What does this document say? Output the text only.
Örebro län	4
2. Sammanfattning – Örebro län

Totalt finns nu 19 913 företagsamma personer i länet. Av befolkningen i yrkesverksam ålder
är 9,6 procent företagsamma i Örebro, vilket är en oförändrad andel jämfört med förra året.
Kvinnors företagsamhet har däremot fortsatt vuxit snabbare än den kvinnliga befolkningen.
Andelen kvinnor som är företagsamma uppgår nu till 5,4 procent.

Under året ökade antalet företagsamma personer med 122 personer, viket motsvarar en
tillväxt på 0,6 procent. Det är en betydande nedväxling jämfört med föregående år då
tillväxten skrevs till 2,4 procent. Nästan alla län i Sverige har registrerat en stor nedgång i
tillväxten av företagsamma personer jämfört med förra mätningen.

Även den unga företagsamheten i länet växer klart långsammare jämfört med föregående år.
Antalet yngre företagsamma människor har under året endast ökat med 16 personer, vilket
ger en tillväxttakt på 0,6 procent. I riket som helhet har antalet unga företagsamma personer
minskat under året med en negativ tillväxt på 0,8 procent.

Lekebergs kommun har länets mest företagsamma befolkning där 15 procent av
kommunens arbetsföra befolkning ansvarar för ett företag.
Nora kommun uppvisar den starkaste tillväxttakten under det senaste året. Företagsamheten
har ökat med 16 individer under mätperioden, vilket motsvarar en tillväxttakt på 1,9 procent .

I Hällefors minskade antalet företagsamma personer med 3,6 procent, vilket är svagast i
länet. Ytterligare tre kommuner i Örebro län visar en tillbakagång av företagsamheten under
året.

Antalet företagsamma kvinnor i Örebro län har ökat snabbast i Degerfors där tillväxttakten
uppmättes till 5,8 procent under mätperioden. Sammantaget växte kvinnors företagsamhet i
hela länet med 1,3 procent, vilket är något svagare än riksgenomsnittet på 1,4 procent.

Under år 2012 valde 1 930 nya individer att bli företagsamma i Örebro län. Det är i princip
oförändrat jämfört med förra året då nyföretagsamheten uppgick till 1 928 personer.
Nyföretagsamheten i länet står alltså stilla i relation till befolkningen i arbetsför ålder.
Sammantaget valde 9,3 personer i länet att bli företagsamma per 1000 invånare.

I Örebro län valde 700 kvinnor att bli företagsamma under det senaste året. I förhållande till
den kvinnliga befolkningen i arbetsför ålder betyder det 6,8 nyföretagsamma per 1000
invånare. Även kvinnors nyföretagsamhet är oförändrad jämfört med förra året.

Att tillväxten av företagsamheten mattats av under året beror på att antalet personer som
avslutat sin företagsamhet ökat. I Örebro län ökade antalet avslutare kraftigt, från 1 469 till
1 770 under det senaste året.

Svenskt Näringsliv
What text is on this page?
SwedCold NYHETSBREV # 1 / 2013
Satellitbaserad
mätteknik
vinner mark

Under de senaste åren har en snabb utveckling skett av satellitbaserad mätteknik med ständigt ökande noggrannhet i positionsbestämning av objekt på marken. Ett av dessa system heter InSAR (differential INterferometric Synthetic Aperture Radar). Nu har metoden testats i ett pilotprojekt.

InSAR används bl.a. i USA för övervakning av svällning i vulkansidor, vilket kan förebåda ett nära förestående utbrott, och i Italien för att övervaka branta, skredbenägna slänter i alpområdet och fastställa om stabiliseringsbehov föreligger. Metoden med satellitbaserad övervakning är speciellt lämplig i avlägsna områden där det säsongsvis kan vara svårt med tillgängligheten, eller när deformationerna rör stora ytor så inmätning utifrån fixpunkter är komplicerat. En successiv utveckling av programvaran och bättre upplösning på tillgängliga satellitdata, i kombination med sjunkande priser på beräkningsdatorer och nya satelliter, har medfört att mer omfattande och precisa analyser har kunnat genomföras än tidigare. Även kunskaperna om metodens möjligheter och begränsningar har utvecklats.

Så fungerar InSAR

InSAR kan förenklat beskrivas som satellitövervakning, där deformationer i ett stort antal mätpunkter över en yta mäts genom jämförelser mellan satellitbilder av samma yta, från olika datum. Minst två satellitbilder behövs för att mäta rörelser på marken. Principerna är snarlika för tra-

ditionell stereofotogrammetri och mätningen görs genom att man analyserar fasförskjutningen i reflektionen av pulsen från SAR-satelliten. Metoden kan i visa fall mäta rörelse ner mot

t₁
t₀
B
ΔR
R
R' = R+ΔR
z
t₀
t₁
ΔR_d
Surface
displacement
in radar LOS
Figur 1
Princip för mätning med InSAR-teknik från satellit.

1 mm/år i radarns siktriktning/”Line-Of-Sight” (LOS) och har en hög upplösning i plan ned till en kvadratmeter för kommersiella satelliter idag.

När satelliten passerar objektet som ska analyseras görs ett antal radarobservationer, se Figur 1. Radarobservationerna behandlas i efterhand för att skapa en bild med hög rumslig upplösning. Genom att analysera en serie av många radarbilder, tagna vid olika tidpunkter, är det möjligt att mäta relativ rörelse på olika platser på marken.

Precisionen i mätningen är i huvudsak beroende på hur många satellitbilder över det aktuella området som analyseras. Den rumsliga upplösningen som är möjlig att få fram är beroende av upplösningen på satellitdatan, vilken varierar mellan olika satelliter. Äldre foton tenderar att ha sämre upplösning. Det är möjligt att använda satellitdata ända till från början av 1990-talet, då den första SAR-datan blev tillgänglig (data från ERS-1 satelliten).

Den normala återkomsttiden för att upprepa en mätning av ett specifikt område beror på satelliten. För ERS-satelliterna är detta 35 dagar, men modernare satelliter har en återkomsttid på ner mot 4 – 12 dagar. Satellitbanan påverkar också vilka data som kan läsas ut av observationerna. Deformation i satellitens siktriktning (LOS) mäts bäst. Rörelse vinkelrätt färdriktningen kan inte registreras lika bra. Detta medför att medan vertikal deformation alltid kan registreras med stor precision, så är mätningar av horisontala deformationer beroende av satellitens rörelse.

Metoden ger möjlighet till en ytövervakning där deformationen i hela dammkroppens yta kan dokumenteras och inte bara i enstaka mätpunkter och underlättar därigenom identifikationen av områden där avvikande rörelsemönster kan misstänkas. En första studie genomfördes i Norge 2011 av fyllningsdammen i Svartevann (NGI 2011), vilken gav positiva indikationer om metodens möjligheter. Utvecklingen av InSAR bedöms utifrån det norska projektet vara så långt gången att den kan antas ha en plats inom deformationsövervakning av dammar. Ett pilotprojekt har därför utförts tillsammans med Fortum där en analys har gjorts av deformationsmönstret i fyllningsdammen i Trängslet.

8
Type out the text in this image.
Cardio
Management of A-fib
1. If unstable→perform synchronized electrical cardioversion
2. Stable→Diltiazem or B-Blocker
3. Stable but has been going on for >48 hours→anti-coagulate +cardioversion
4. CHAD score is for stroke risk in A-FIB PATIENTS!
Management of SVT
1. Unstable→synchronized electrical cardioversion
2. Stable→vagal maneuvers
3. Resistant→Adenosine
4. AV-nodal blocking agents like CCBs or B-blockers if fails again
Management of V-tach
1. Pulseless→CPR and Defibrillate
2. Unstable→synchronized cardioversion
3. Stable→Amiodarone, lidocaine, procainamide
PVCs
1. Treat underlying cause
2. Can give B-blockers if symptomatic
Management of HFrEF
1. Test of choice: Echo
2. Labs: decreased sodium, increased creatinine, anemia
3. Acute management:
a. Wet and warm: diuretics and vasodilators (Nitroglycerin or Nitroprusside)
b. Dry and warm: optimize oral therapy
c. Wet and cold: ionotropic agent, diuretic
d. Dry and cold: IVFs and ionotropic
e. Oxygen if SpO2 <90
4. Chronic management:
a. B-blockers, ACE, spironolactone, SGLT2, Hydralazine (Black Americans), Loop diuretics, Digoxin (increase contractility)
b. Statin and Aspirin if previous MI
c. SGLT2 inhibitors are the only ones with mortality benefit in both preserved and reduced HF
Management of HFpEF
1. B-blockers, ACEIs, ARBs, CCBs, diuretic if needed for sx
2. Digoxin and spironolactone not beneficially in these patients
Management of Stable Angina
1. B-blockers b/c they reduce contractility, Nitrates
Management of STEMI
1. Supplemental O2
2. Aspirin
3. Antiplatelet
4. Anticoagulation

#####

ASSIGNMENT »
Using the listing above, work out how many of its lines include "synchronized", and give only the result.

SOLUTION »
3